Copy each line that has the string "page" somewhere in it.

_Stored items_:
§ §
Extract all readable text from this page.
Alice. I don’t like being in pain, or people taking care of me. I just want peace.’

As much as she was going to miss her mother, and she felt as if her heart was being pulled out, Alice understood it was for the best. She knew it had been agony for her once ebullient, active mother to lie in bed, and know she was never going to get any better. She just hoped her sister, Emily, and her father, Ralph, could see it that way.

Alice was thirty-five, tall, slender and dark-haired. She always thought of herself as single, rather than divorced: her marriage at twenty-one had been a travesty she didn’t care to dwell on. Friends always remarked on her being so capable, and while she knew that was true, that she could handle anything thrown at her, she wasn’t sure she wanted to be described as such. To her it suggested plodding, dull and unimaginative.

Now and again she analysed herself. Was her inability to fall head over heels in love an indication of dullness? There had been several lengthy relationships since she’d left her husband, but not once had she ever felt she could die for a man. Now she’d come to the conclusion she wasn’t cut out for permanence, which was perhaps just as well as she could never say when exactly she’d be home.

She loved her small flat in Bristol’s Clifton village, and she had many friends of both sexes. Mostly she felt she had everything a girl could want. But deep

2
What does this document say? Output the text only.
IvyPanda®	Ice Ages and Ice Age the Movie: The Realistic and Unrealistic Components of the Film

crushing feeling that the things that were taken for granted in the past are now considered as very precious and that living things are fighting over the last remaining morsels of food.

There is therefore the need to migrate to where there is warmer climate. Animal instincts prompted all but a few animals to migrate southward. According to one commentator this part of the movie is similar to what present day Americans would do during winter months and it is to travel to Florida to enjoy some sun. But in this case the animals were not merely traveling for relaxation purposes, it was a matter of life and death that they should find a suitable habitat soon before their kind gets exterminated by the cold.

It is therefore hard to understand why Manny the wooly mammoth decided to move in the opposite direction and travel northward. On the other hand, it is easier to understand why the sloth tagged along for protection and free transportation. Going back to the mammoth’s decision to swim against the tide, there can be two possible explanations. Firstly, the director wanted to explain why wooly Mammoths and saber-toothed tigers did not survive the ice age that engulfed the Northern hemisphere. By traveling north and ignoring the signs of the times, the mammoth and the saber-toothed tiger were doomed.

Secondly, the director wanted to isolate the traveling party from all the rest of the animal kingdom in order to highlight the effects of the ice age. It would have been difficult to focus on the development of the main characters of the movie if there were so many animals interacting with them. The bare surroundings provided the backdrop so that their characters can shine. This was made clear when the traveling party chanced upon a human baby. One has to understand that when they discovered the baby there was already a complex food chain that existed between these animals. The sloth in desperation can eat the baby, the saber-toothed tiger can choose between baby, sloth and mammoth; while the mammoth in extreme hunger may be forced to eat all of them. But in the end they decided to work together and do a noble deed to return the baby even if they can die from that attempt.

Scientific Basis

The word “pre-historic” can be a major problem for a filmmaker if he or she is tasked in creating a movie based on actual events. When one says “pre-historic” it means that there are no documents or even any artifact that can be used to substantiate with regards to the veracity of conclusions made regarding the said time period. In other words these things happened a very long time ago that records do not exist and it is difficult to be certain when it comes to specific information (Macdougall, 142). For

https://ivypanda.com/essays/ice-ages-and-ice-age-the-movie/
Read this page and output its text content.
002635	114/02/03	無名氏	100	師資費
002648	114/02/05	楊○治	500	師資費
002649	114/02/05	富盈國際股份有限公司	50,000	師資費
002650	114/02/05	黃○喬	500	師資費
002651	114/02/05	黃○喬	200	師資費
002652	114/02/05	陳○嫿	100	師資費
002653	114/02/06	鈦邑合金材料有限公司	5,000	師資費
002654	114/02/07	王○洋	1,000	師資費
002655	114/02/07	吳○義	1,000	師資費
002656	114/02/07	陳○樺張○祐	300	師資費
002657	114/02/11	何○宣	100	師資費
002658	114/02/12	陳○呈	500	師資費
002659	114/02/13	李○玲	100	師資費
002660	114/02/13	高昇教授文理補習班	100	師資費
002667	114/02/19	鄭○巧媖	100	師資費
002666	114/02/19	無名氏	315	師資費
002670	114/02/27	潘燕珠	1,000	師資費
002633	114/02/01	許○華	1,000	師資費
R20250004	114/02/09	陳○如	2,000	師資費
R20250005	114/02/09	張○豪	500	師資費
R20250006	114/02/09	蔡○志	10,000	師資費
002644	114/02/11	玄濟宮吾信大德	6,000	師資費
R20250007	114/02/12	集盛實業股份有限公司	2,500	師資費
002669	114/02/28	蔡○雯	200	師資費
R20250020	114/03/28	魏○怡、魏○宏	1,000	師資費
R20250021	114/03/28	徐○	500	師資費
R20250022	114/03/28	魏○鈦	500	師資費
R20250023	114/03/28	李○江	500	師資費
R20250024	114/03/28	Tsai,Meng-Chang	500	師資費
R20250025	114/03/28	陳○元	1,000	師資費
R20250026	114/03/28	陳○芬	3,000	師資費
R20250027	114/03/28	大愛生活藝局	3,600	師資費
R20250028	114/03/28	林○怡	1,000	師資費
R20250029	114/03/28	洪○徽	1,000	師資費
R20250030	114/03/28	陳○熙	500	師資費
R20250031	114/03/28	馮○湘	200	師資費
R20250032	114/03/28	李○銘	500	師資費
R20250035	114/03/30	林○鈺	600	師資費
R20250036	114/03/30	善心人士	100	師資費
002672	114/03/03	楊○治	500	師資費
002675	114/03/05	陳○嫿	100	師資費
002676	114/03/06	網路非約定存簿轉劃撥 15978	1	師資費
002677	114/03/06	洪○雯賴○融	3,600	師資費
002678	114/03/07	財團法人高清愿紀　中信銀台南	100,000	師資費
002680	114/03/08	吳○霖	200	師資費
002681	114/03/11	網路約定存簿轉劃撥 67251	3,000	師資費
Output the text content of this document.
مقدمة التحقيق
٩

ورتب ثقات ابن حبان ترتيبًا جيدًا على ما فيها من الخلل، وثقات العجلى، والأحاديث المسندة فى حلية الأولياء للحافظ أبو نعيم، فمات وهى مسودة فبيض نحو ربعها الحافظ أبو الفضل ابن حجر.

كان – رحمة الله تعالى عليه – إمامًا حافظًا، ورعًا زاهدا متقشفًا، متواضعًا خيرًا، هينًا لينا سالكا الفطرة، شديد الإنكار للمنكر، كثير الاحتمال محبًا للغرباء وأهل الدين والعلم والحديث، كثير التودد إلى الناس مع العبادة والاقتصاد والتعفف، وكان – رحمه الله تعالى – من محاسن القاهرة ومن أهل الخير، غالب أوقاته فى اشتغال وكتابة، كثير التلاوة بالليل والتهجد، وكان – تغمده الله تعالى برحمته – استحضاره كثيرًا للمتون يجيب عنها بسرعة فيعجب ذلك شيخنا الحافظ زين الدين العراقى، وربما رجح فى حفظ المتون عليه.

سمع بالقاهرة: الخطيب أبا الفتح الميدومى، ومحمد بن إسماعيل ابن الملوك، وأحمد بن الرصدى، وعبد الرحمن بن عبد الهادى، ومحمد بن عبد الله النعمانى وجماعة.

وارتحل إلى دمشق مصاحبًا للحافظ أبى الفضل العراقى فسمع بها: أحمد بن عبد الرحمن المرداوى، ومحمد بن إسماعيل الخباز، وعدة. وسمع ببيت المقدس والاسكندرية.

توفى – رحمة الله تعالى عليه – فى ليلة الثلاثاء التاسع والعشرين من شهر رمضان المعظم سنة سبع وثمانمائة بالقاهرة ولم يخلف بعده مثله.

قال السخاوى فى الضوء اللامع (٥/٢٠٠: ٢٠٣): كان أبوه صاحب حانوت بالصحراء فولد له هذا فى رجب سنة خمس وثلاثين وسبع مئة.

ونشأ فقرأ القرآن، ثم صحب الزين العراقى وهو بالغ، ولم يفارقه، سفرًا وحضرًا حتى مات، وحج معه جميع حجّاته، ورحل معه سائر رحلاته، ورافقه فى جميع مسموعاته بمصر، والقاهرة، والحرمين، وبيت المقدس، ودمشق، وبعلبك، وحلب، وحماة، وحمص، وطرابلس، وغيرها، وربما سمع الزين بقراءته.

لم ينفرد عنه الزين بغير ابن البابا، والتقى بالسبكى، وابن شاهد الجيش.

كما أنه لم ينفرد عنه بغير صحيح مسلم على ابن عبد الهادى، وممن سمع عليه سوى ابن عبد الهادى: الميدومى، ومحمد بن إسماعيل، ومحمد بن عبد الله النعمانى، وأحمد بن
§ §
_Exercise result_:
Extract all readable text from this page.
Read this page and output its text content.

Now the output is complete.